> Task brief
Pictures do not belong in the copy; restate the records below word for word.

━━━━━ Data shown

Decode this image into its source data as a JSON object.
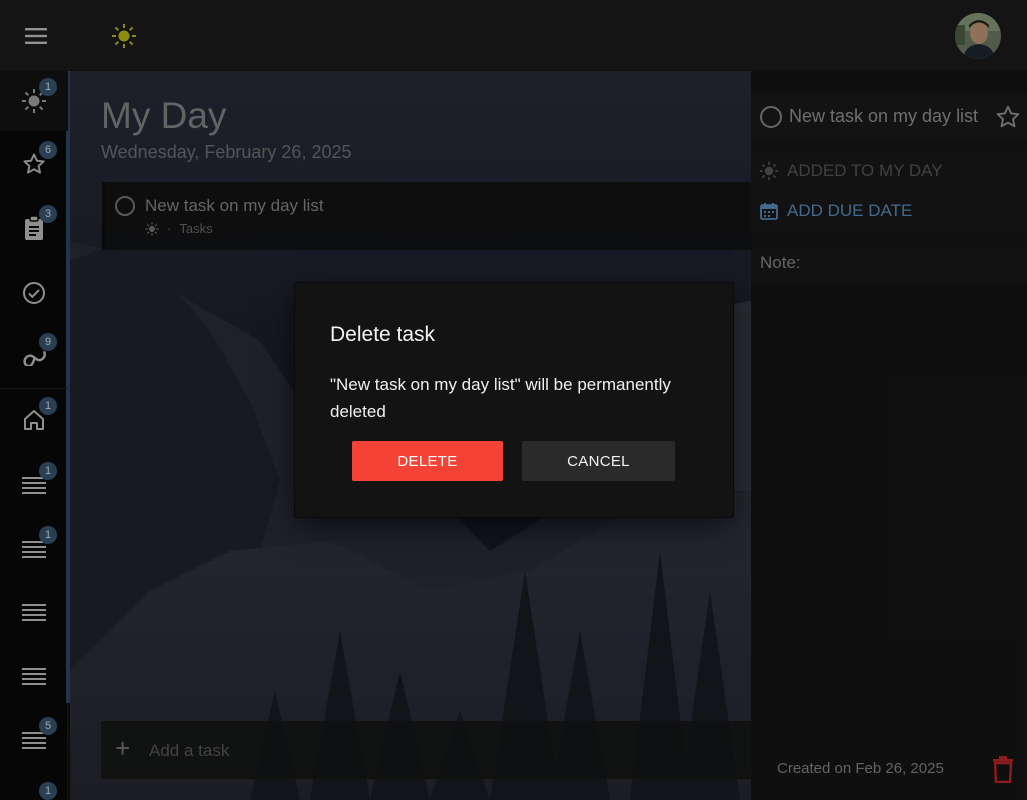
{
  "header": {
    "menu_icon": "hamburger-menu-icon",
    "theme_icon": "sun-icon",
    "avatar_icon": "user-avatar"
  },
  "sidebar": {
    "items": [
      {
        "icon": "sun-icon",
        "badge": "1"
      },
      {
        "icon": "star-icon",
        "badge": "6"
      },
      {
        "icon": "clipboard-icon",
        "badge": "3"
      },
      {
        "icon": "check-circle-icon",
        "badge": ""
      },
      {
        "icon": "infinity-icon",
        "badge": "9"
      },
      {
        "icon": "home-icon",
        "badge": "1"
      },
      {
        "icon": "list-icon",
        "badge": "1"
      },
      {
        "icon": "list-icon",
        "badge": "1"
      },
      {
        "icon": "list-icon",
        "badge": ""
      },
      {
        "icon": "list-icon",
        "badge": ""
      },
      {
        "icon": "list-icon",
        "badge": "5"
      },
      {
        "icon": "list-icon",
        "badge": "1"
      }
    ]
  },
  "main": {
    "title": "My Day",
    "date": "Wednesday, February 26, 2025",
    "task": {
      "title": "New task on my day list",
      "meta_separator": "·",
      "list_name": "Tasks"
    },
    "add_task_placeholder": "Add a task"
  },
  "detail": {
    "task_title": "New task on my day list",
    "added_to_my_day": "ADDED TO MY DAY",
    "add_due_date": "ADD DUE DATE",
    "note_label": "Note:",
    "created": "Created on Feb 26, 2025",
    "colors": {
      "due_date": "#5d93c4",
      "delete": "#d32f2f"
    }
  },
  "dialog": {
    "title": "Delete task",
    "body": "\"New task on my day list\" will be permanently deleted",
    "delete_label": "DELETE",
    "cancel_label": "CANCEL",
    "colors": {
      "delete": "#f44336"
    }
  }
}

━━━━━━━━━━

> Correct output
Decode this image into its source data as a JSON object.
{
  "header": {
    "menu_icon": "hamburger-menu-icon",
    "theme_icon": "sun-icon",
    "avatar_icon": "user-avatar"
  },
  "sidebar": {
    "items": [
      {
        "icon": "sun-icon",
        "badge": "1"
      },
      {
        "icon": "star-icon",
        "badge": "6"
      },
      {
        "icon": "clipboard-icon",
        "badge": "3"
      },
      {
        "icon": "check-circle-icon",
        "badge": ""
      },
      {
        "icon": "infinity-icon",
        "badge": "9"
      },
      {
        "icon": "home-icon",
        "badge": "1"
      },
      {
        "icon": "list-icon",
        "badge": "1"
      },
      {
        "icon": "list-icon",
        "badge": "1"
      },
      {
        "icon": "list-icon",
        "badge": ""
      },
      {
        "icon": "list-icon",
        "badge": ""
      },
      {
        "icon": "list-icon",
        "badge": "5"
      },
      {
        "icon": "list-icon",
        "badge": "1"
      }
    ]
  },
  "main": {
    "title": "My Day",
    "date": "Wednesday, February 26, 2025",
    "task": {
      "title": "New task on my day list",
      "meta_separator": "·",
      "list_name": "Tasks"
    },
    "add_task_placeholder": "Add a task"
  },
  "detail": {
    "task_title": "New task on my day list",
    "added_to_my_day": "ADDED TO MY DAY",
    "add_due_date": "ADD DUE DATE",
    "note_label": "Note:",
    "created": "Created on Feb 26, 2025",
    "colors": {
      "due_date": "#5d93c4",
      "delete": "#d32f2f"
    }
  },
  "dialog": {
    "title": "Delete task",
    "body": "\"New task on my day list\" will be permanently deleted",
    "delete_label": "DELETE",
    "cancel_label": "CANCEL",
    "colors": {
      "delete": "#f44336"
    }
  }
}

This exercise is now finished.